* BEGIN Stored rows *

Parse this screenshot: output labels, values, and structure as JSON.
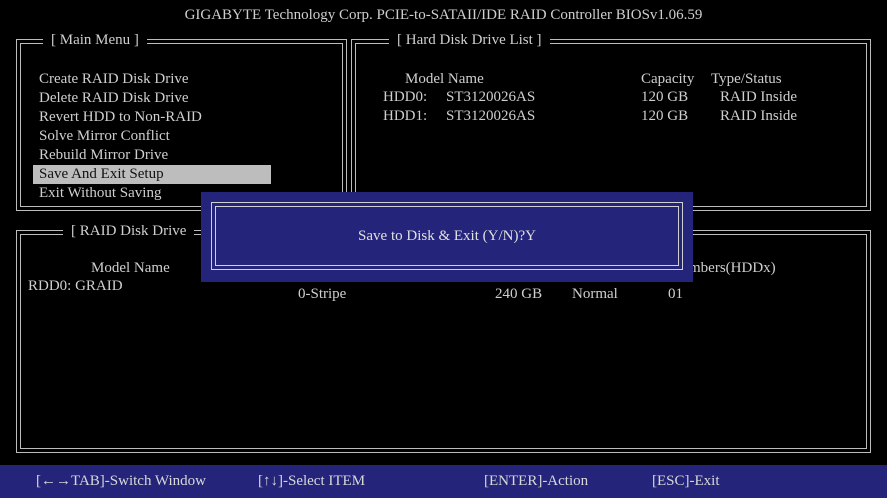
{
  "title": "GIGABYTE Technology Corp. PCIE-to-SATAII/IDE RAID Controller BIOSv1.06.59",
  "main_menu": {
    "title": "[ Main Menu ]",
    "items": [
      {
        "label": "Create RAID Disk Drive"
      },
      {
        "label": "Delete RAID Disk Drive"
      },
      {
        "label": "Revert HDD to Non-RAID"
      },
      {
        "label": "Solve Mirror Conflict"
      },
      {
        "label": "Rebuild Mirror Drive"
      },
      {
        "label": "Save And Exit Setup",
        "selected": true
      },
      {
        "label": "Exit Without Saving"
      }
    ]
  },
  "hdd_list": {
    "title": "[ Hard Disk Drive List ]",
    "headers": {
      "model": "Model Name",
      "capacity": "Capacity",
      "type": "Type/Status"
    },
    "rows": [
      {
        "id": "HDD0:",
        "model": "ST3120026AS",
        "capacity": "120 GB",
        "type": "RAID Inside"
      },
      {
        "id": "HDD1:",
        "model": "ST3120026AS",
        "capacity": "120 GB",
        "type": "RAID Inside"
      }
    ]
  },
  "raid_list": {
    "title": "[ RAID Disk Drive",
    "headers": {
      "model": "Model Name",
      "members": "mbers(HDDx)"
    },
    "rows": [
      {
        "model": "RDD0: GRAID",
        "level": "0-Stripe",
        "capacity": "240 GB",
        "status": "Normal",
        "members": "01"
      }
    ]
  },
  "dialog": {
    "text": "Save to Disk & Exit (Y/N)?Y"
  },
  "footer": {
    "switch": "[←→TAB]-Switch Window",
    "select": "[↑↓]-Select ITEM",
    "action": "[ENTER]-Action",
    "exit": "[ESC]-Exit"
  },
  "colors": {
    "dialog_bg": "#24247a",
    "highlight": "#bdbdbd",
    "text": "#cfcfcf"
  }
}
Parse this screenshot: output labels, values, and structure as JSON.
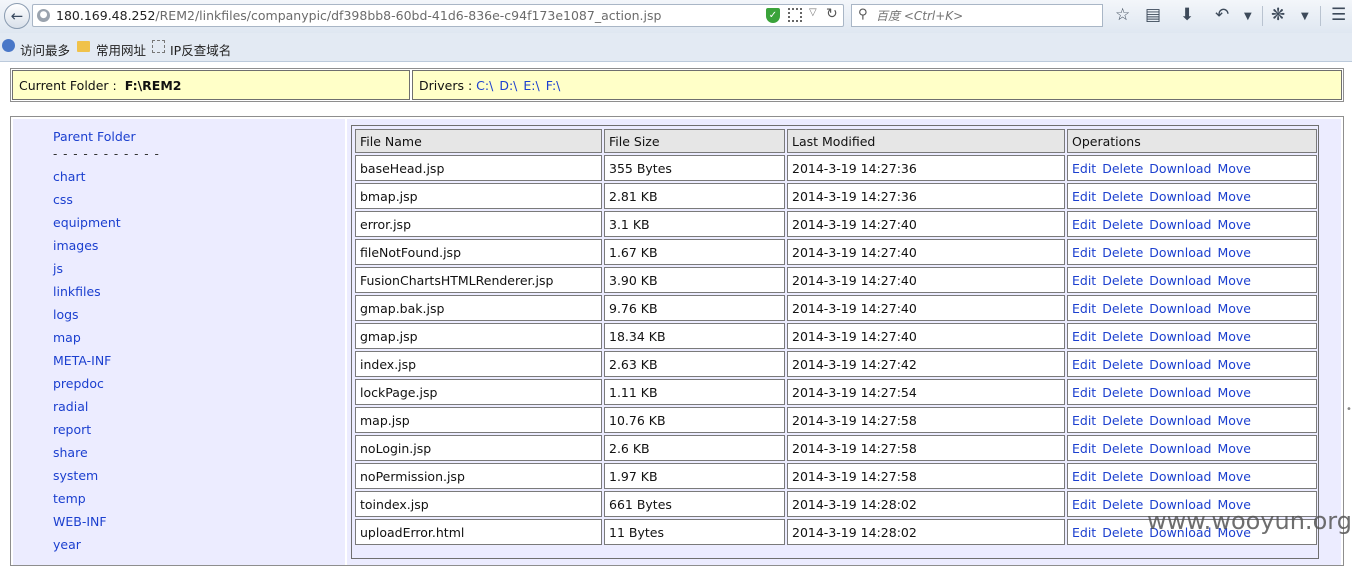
{
  "browser": {
    "url_host": "180.169.48.252",
    "url_path": "/REM2/linkfiles/companypic/df398bb8-60bd-41d6-836e-c94f173e1087_action.jsp",
    "search_placeholder": "百度 <Ctrl+K>",
    "bookmarks": [
      "访问最多",
      "常用网址",
      "IP反查域名"
    ]
  },
  "folder_bar": {
    "current_label": "Current Folder :",
    "current_value": "F:\\REM2",
    "drivers_label": "Drivers :",
    "drives": [
      "C:\\",
      "D:\\",
      "E:\\",
      "F:\\"
    ]
  },
  "sidebar": {
    "parent_label": "Parent Folder",
    "separator": "- - - - - - - - - - -",
    "folders": [
      "chart",
      "css",
      "equipment",
      "images",
      "js",
      "linkfiles",
      "logs",
      "map",
      "META-INF",
      "prepdoc",
      "radial",
      "report",
      "share",
      "system",
      "temp",
      "WEB-INF",
      "year"
    ]
  },
  "table": {
    "headers": [
      "File Name",
      "File Size",
      "Last Modified",
      "Operations"
    ],
    "operations": [
      "Edit",
      "Delete",
      "Download",
      "Move"
    ],
    "rows": [
      {
        "name": "baseHead.jsp",
        "size": "355 Bytes",
        "modified": "2014-3-19 14:27:36"
      },
      {
        "name": "bmap.jsp",
        "size": "2.81 KB",
        "modified": "2014-3-19 14:27:36"
      },
      {
        "name": "error.jsp",
        "size": "3.1 KB",
        "modified": "2014-3-19 14:27:40"
      },
      {
        "name": "fileNotFound.jsp",
        "size": "1.67 KB",
        "modified": "2014-3-19 14:27:40"
      },
      {
        "name": "FusionChartsHTMLRenderer.jsp",
        "size": "3.90 KB",
        "modified": "2014-3-19 14:27:40"
      },
      {
        "name": "gmap.bak.jsp",
        "size": "9.76 KB",
        "modified": "2014-3-19 14:27:40"
      },
      {
        "name": "gmap.jsp",
        "size": "18.34 KB",
        "modified": "2014-3-19 14:27:40"
      },
      {
        "name": "index.jsp",
        "size": "2.63 KB",
        "modified": "2014-3-19 14:27:42"
      },
      {
        "name": "lockPage.jsp",
        "size": "1.11 KB",
        "modified": "2014-3-19 14:27:54"
      },
      {
        "name": "map.jsp",
        "size": "10.76 KB",
        "modified": "2014-3-19 14:27:58"
      },
      {
        "name": "noLogin.jsp",
        "size": "2.6 KB",
        "modified": "2014-3-19 14:27:58"
      },
      {
        "name": "noPermission.jsp",
        "size": "1.97 KB",
        "modified": "2014-3-19 14:27:58"
      },
      {
        "name": "toindex.jsp",
        "size": "661 Bytes",
        "modified": "2014-3-19 14:28:02"
      },
      {
        "name": "uploadError.html",
        "size": "11 Bytes",
        "modified": "2014-3-19 14:28:02"
      }
    ]
  },
  "watermark": "www.wooyun.org"
}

* END Stored rows *

(Your objective) Copy each line above precisely, dropping the pictures.

(Reply to the exercise)
Parse this screenshot: output labels, values, and structure as JSON.
{
  "title": "GIGABYTE Technology Corp. PCIE-to-SATAII/IDE RAID Controller BIOSv1.06.59",
  "main_menu": {
    "title": "[ Main Menu ]",
    "items": [
      {
        "label": "Create RAID Disk Drive"
      },
      {
        "label": "Delete RAID Disk Drive"
      },
      {
        "label": "Revert HDD to Non-RAID"
      },
      {
        "label": "Solve Mirror Conflict"
      },
      {
        "label": "Rebuild Mirror Drive"
      },
      {
        "label": "Save And Exit Setup",
        "selected": true
      },
      {
        "label": "Exit Without Saving"
      }
    ]
  },
  "hdd_list": {
    "title": "[ Hard Disk Drive List ]",
    "headers": {
      "model": "Model Name",
      "capacity": "Capacity",
      "type": "Type/Status"
    },
    "rows": [
      {
        "id": "HDD0:",
        "model": "ST3120026AS",
        "capacity": "120 GB",
        "type": "RAID Inside"
      },
      {
        "id": "HDD1:",
        "model": "ST3120026AS",
        "capacity": "120 GB",
        "type": "RAID Inside"
      }
    ]
  },
  "raid_list": {
    "title": "[ RAID Disk Drive",
    "headers": {
      "model": "Model Name",
      "members": "mbers(HDDx)"
    },
    "rows": [
      {
        "model": "RDD0: GRAID",
        "level": "0-Stripe",
        "capacity": "240 GB",
        "status": "Normal",
        "members": "01"
      }
    ]
  },
  "dialog": {
    "text": "Save to Disk & Exit (Y/N)?Y"
  },
  "footer": {
    "switch": "[←→TAB]-Switch Window",
    "select": "[↑↓]-Select ITEM",
    "action": "[ENTER]-Action",
    "exit": "[ESC]-Exit"
  },
  "colors": {
    "dialog_bg": "#24247a",
    "highlight": "#bdbdbd",
    "text": "#cfcfcf"
  }
}
Parse this screenshot: output labels, values, and structure as JSON.
{
  "browser": {
    "url_host": "180.169.48.252",
    "url_path": "/REM2/linkfiles/companypic/df398bb8-60bd-41d6-836e-c94f173e1087_action.jsp",
    "search_placeholder": "百度 <Ctrl+K>",
    "bookmarks": [
      "访问最多",
      "常用网址",
      "IP反查域名"
    ]
  },
  "folder_bar": {
    "current_label": "Current Folder :",
    "current_value": "F:\\REM2",
    "drivers_label": "Drivers :",
    "drives": [
      "C:\\",
      "D:\\",
      "E:\\",
      "F:\\"
    ]
  },
  "sidebar": {
    "parent_label": "Parent Folder",
    "separator": "- - - - - - - - - - -",
    "folders": [
      "chart",
      "css",
      "equipment",
      "images",
      "js",
      "linkfiles",
      "logs",
      "map",
      "META-INF",
      "prepdoc",
      "radial",
      "report",
      "share",
      "system",
      "temp",
      "WEB-INF",
      "year"
    ]
  },
  "table": {
    "headers": [
      "File Name",
      "File Size",
      "Last Modified",
      "Operations"
    ],
    "operations": [
      "Edit",
      "Delete",
      "Download",
      "Move"
    ],
    "rows": [
      {
        "name": "baseHead.jsp",
        "size": "355 Bytes",
        "modified": "2014-3-19 14:27:36"
      },
      {
        "name": "bmap.jsp",
        "size": "2.81 KB",
        "modified": "2014-3-19 14:27:36"
      },
      {
        "name": "error.jsp",
        "size": "3.1 KB",
        "modified": "2014-3-19 14:27:40"
      },
      {
        "name": "fileNotFound.jsp",
        "size": "1.67 KB",
        "modified": "2014-3-19 14:27:40"
      },
      {
        "name": "FusionChartsHTMLRenderer.jsp",
        "size": "3.90 KB",
        "modified": "2014-3-19 14:27:40"
      },
      {
        "name": "gmap.bak.jsp",
        "size": "9.76 KB",
        "modified": "2014-3-19 14:27:40"
      },
      {
        "name": "gmap.jsp",
        "size": "18.34 KB",
        "modified": "2014-3-19 14:27:40"
      },
      {
        "name": "index.jsp",
        "size": "2.63 KB",
        "modified": "2014-3-19 14:27:42"
      },
      {
        "name": "lockPage.jsp",
        "size": "1.11 KB",
        "modified": "2014-3-19 14:27:54"
      },
      {
        "name": "map.jsp",
        "size": "10.76 KB",
        "modified": "2014-3-19 14:27:58"
      },
      {
        "name": "noLogin.jsp",
        "size": "2.6 KB",
        "modified": "2014-3-19 14:27:58"
      },
      {
        "name": "noPermission.jsp",
        "size": "1.97 KB",
        "modified": "2014-3-19 14:27:58"
      },
      {
        "name": "toindex.jsp",
        "size": "661 Bytes",
        "modified": "2014-3-19 14:28:02"
      },
      {
        "name": "uploadError.html",
        "size": "11 Bytes",
        "modified": "2014-3-19 14:28:02"
      }
    ]
  },
  "watermark": "www.wooyun.org"
}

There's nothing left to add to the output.